Copy out every record precisely.

GIVEN ENTRIES »
§ §

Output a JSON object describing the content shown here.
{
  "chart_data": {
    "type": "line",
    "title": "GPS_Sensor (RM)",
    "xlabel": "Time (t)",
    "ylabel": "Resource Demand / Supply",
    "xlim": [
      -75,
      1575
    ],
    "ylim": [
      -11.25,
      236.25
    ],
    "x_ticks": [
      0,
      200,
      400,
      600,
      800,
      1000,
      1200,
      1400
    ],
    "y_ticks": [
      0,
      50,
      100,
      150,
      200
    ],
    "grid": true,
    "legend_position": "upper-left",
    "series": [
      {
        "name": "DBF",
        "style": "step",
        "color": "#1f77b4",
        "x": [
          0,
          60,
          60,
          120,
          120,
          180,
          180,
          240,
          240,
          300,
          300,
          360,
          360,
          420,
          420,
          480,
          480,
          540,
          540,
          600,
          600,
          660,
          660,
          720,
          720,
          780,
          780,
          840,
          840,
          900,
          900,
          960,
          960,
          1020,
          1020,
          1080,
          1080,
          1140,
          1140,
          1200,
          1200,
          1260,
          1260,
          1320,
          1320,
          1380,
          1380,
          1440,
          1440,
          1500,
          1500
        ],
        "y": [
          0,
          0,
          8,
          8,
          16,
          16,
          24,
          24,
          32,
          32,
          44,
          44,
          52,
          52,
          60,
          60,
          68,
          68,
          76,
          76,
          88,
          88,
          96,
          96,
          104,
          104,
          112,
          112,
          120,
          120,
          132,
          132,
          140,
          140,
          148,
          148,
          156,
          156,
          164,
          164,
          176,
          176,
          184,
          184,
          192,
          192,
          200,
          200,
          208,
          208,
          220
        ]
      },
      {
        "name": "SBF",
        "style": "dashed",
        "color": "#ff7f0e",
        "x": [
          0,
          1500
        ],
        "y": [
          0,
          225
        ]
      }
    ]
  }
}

§ §

OUTPUT FOR THIS EXERCISE »
Output a JSON object describing the content shown here.
{
  "chart_data": {
    "type": "line",
    "title": "GPS_Sensor (RM)",
    "xlabel": "Time (t)",
    "ylabel": "Resource Demand / Supply",
    "xlim": [
      -75,
      1575
    ],
    "ylim": [
      -11.25,
      236.25
    ],
    "x_ticks": [
      0,
      200,
      400,
      600,
      800,
      1000,
      1200,
      1400
    ],
    "y_ticks": [
      0,
      50,
      100,
      150,
      200
    ],
    "grid": true,
    "legend_position": "upper-left",
    "series": [
      {
        "name": "DBF",
        "style": "step",
        "color": "#1f77b4",
        "x": [
          0,
          60,
          60,
          120,
          120,
          180,
          180,
          240,
          240,
          300,
          300,
          360,
          360,
          420,
          420,
          480,
          480,
          540,
          540,
          600,
          600,
          660,
          660,
          720,
          720,
          780,
          780,
          840,
          840,
          900,
          900,
          960,
          960,
          1020,
          1020,
          1080,
          1080,
          1140,
          1140,
          1200,
          1200,
          1260,
          1260,
          1320,
          1320,
          1380,
          1380,
          1440,
          1440,
          1500,
          1500
        ],
        "y": [
          0,
          0,
          8,
          8,
          16,
          16,
          24,
          24,
          32,
          32,
          44,
          44,
          52,
          52,
          60,
          60,
          68,
          68,
          76,
          76,
          88,
          88,
          96,
          96,
          104,
          104,
          112,
          112,
          120,
          120,
          132,
          132,
          140,
          140,
          148,
          148,
          156,
          156,
          164,
          164,
          176,
          176,
          184,
          184,
          192,
          192,
          200,
          200,
          208,
          208,
          220
        ]
      },
      {
        "name": "SBF",
        "style": "dashed",
        "color": "#ff7f0e",
        "x": [
          0,
          1500
        ],
        "y": [
          0,
          225
        ]
      }
    ]
  }
}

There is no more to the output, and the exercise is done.